### Problem to work on
Collect every line in the records below that contains the word "this".

### Extracted records
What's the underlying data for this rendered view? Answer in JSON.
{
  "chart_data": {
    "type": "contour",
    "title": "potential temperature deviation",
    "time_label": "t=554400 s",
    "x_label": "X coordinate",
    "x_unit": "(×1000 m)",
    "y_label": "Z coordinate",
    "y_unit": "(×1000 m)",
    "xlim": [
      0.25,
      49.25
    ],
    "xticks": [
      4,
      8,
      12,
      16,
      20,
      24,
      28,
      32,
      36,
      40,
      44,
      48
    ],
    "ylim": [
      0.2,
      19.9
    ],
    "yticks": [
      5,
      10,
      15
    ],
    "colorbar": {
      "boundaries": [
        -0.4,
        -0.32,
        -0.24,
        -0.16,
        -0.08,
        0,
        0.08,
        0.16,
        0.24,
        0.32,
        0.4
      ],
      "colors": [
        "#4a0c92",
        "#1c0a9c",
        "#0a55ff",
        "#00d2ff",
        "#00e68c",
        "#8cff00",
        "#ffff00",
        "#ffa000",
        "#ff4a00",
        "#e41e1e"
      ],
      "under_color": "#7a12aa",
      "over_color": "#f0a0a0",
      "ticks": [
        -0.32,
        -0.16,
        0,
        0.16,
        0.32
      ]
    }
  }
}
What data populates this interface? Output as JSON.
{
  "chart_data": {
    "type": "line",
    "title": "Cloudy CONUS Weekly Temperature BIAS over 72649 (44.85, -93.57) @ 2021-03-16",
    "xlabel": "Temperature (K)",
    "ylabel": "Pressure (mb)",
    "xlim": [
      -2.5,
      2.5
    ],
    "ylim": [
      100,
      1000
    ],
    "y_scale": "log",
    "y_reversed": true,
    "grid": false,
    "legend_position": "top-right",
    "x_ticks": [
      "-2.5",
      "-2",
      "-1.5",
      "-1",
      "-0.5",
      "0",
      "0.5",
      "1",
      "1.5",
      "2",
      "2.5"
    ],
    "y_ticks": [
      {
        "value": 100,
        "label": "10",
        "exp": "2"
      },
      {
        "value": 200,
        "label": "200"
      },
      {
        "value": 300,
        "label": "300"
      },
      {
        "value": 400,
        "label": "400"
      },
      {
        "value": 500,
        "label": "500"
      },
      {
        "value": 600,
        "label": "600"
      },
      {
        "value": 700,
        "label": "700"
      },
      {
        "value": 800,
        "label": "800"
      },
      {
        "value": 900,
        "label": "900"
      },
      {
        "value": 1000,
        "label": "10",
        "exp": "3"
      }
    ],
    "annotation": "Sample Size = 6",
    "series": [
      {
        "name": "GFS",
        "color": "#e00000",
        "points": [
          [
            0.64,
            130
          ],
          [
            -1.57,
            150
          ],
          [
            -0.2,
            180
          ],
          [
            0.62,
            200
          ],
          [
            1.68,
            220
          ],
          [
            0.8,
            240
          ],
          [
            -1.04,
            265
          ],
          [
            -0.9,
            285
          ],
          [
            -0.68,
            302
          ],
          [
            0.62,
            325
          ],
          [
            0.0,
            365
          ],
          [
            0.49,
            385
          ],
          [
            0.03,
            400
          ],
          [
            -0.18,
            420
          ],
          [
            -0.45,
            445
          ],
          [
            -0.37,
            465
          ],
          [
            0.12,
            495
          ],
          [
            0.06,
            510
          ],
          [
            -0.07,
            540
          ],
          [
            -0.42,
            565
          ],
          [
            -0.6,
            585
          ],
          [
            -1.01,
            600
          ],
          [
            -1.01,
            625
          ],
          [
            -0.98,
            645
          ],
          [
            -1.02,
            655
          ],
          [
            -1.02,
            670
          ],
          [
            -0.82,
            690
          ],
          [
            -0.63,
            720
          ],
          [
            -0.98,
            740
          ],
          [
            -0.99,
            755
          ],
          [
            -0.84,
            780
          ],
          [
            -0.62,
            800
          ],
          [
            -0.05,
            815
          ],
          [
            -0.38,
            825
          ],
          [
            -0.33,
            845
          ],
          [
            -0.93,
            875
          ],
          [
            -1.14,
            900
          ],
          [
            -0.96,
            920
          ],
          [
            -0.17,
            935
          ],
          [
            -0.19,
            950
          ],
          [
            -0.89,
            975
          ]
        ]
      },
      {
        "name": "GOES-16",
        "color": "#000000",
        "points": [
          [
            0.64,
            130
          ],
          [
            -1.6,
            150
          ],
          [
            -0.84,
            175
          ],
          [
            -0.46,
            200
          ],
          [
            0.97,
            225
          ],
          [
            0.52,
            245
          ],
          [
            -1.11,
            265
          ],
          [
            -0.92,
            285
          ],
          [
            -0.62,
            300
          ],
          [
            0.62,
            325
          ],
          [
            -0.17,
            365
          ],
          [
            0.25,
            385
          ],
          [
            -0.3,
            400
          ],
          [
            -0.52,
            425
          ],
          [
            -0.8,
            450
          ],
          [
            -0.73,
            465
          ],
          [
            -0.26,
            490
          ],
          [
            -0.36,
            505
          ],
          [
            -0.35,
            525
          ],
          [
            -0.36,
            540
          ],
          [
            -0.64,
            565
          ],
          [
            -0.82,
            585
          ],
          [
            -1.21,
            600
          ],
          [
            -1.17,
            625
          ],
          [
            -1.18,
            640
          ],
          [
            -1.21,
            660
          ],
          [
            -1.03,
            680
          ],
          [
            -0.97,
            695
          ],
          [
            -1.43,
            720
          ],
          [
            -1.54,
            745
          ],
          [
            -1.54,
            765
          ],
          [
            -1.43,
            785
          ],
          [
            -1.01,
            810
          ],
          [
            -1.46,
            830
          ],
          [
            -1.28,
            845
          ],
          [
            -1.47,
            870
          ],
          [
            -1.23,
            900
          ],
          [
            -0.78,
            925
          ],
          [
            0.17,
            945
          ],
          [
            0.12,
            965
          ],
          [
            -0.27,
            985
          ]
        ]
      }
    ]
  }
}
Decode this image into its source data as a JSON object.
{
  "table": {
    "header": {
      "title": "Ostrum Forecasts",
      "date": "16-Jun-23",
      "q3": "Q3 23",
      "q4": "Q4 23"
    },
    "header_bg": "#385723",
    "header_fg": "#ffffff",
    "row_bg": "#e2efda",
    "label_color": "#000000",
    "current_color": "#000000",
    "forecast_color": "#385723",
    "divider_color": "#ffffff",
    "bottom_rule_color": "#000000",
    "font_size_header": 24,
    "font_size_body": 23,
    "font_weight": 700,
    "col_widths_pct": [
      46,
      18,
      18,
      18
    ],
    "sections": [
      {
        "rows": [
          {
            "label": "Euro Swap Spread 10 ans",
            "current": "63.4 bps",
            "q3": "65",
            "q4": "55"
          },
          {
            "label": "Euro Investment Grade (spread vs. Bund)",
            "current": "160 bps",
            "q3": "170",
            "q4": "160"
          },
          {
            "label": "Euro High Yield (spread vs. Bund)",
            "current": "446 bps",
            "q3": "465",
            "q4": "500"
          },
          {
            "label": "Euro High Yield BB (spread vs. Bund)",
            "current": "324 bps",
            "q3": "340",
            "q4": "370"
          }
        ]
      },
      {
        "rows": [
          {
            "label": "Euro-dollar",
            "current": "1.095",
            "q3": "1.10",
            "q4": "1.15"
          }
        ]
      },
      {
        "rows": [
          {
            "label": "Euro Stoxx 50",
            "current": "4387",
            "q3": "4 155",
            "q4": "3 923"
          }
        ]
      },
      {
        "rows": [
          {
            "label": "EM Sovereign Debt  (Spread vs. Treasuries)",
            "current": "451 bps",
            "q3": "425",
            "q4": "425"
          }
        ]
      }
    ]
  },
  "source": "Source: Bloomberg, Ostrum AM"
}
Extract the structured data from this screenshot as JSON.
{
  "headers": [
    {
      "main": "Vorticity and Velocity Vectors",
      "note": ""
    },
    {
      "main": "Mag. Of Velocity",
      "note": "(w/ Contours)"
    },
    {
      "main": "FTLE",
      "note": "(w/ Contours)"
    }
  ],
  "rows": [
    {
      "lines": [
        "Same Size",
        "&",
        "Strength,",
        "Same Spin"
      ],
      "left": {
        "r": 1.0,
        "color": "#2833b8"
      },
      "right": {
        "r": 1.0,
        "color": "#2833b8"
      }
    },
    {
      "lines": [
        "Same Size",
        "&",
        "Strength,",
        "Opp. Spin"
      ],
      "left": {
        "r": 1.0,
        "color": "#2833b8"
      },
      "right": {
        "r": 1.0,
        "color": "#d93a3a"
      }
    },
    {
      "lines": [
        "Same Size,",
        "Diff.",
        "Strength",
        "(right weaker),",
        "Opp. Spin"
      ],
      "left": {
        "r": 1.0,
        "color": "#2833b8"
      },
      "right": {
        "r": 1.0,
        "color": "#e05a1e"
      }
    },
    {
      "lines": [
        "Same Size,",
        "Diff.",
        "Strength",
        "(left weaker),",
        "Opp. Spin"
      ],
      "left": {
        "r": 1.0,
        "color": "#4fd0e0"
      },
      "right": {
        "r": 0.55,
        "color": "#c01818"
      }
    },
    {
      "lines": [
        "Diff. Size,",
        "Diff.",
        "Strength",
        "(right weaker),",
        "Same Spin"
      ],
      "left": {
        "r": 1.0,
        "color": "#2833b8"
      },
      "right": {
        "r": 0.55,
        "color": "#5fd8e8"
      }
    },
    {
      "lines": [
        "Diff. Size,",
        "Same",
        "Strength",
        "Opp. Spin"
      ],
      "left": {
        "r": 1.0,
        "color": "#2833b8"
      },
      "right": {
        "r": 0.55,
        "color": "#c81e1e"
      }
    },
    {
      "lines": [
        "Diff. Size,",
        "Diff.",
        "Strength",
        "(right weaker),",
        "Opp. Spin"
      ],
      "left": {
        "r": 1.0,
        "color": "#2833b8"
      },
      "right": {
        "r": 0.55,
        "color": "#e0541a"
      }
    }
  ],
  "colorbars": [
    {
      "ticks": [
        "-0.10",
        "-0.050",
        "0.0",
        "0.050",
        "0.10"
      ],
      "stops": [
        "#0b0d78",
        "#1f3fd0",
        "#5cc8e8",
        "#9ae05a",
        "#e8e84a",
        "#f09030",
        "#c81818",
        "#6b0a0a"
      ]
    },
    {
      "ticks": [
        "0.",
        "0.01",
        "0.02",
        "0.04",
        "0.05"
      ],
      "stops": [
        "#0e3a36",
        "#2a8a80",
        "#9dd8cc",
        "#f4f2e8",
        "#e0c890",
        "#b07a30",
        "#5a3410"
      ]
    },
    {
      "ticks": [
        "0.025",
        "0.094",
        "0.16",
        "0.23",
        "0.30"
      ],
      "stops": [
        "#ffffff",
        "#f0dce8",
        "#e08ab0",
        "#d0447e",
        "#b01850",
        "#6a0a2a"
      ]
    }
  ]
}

### Result
What's the underlying data for this rendered view? Answer in JSON.
What data populates this interface? Output as JSON.
Decode this image into its source data as a JSON object.
Extract the structured data from this screenshot as JSON.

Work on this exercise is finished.